*Written request*:
Check each line of the material. Copy those containing "name".

*Extracts from a graphics dataset*:

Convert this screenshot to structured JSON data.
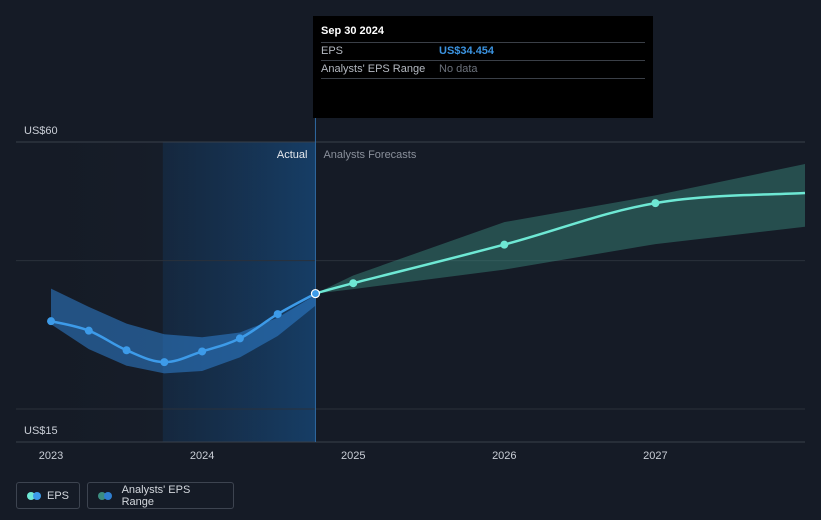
{
  "chart_data": {
    "type": "line",
    "x_ticks": [
      "2023",
      "2024",
      "2025",
      "2026",
      "2027"
    ],
    "y_ticks": [
      {
        "value": 60,
        "label": "US$60"
      },
      {
        "value": 15,
        "label": "US$15"
      }
    ],
    "ylim": [
      15,
      60
    ],
    "xlim": [
      2022.98,
      2027.99
    ],
    "grid": true,
    "divider_x": 2024.75,
    "actual_label": "Actual",
    "forecast_label": "Analysts Forecasts",
    "series": [
      {
        "name": "EPS",
        "color": "#3d9be9",
        "points": [
          {
            "x": 2023.0,
            "y": 29.8
          },
          {
            "x": 2023.25,
            "y": 28.2
          },
          {
            "x": 2023.5,
            "y": 24.9
          },
          {
            "x": 2023.75,
            "y": 22.9
          },
          {
            "x": 2024.0,
            "y": 24.7
          },
          {
            "x": 2024.25,
            "y": 26.9
          },
          {
            "x": 2024.5,
            "y": 31.0
          },
          {
            "x": 2024.75,
            "y": 34.454
          }
        ]
      },
      {
        "name": "EPS forecast",
        "color": "#6ee8d4",
        "points": [
          {
            "x": 2024.75,
            "y": 34.454
          },
          {
            "x": 2025.0,
            "y": 36.2
          },
          {
            "x": 2026.0,
            "y": 42.7
          },
          {
            "x": 2027.0,
            "y": 49.7
          },
          {
            "x": 2027.99,
            "y": 51.4
          }
        ]
      }
    ],
    "ranges": [
      {
        "name": "Analysts' EPS Range (actual)",
        "color": "#2f7fd0",
        "upper": [
          {
            "x": 2023.0,
            "y": 35.3
          },
          {
            "x": 2023.25,
            "y": 32.2
          },
          {
            "x": 2023.5,
            "y": 29.4
          },
          {
            "x": 2023.75,
            "y": 27.6
          },
          {
            "x": 2024.0,
            "y": 27.1
          },
          {
            "x": 2024.25,
            "y": 27.9
          },
          {
            "x": 2024.5,
            "y": 30.4
          },
          {
            "x": 2024.75,
            "y": 34.2
          }
        ],
        "lower": [
          {
            "x": 2024.75,
            "y": 32.4
          },
          {
            "x": 2024.5,
            "y": 27.3
          },
          {
            "x": 2024.25,
            "y": 23.7
          },
          {
            "x": 2024.0,
            "y": 21.4
          },
          {
            "x": 2023.75,
            "y": 21.0
          },
          {
            "x": 2023.5,
            "y": 22.3
          },
          {
            "x": 2023.25,
            "y": 25.1
          },
          {
            "x": 2023.0,
            "y": 29.3
          }
        ]
      },
      {
        "name": "Analysts' EPS Range (forecast)",
        "color": "#3b8d80",
        "upper": [
          {
            "x": 2024.75,
            "y": 34.454
          },
          {
            "x": 2025.0,
            "y": 37.5
          },
          {
            "x": 2026.0,
            "y": 46.5
          },
          {
            "x": 2027.0,
            "y": 51.0
          },
          {
            "x": 2027.99,
            "y": 56.3
          }
        ],
        "lower": [
          {
            "x": 2027.99,
            "y": 45.7
          },
          {
            "x": 2027.0,
            "y": 42.8
          },
          {
            "x": 2026.0,
            "y": 38.5
          },
          {
            "x": 2025.0,
            "y": 35.2
          },
          {
            "x": 2024.75,
            "y": 34.454
          }
        ]
      }
    ]
  },
  "tooltip": {
    "date": "Sep 30 2024",
    "rows": [
      {
        "label": "EPS",
        "value": "US$34.454"
      },
      {
        "label": "Analysts' EPS Range",
        "value": "No data"
      }
    ]
  },
  "legend": {
    "items": [
      {
        "label": "EPS",
        "dot_a": "#6ee8d4",
        "dot_b": "#3d9be9"
      },
      {
        "label": "Analysts' EPS Range",
        "dot_a": "#3b8d80",
        "dot_b": "#2f7fd0"
      }
    ]
  }
}
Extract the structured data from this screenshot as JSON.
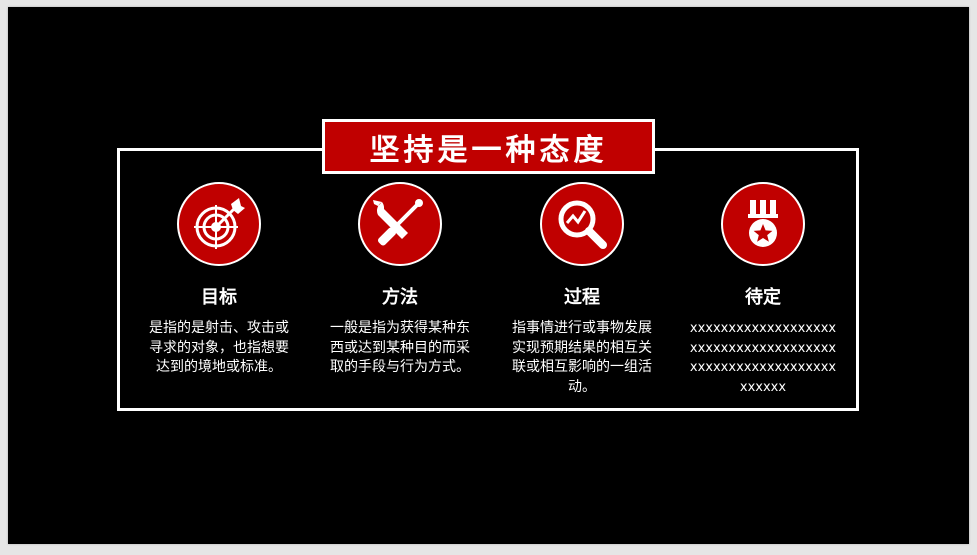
{
  "slide": {
    "title": "坚持是一种态度",
    "accent_color": "#c00000",
    "background_color": "#000000",
    "cards": [
      {
        "icon": "target-icon",
        "title": "目标",
        "description": "是指的是射击、攻击或寻求的对象，也指想要达到的境地或标准。"
      },
      {
        "icon": "tools-icon",
        "title": "方法",
        "description": "一般是指为获得某种东西或达到某种目的而采取的手段与行为方式。"
      },
      {
        "icon": "magnifier-chart-icon",
        "title": "过程",
        "description": "指事情进行或事物发展实现预期结果的相互关联或相互影响的一组活动。"
      },
      {
        "icon": "medal-icon",
        "title": "待定",
        "description": "xxxxxxxxxxxxxxxxxxxxxxxxxxxxxxxxxxxxxxxxxxxxxxxxxxxxxxxxxxxxxxx"
      }
    ]
  }
}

*The result*:
        "name": "EPS",
        "name": "EPS forecast",
        "name": "Analysts' EPS Range (actual)",
        "name": "Analysts' EPS Range (forecast)",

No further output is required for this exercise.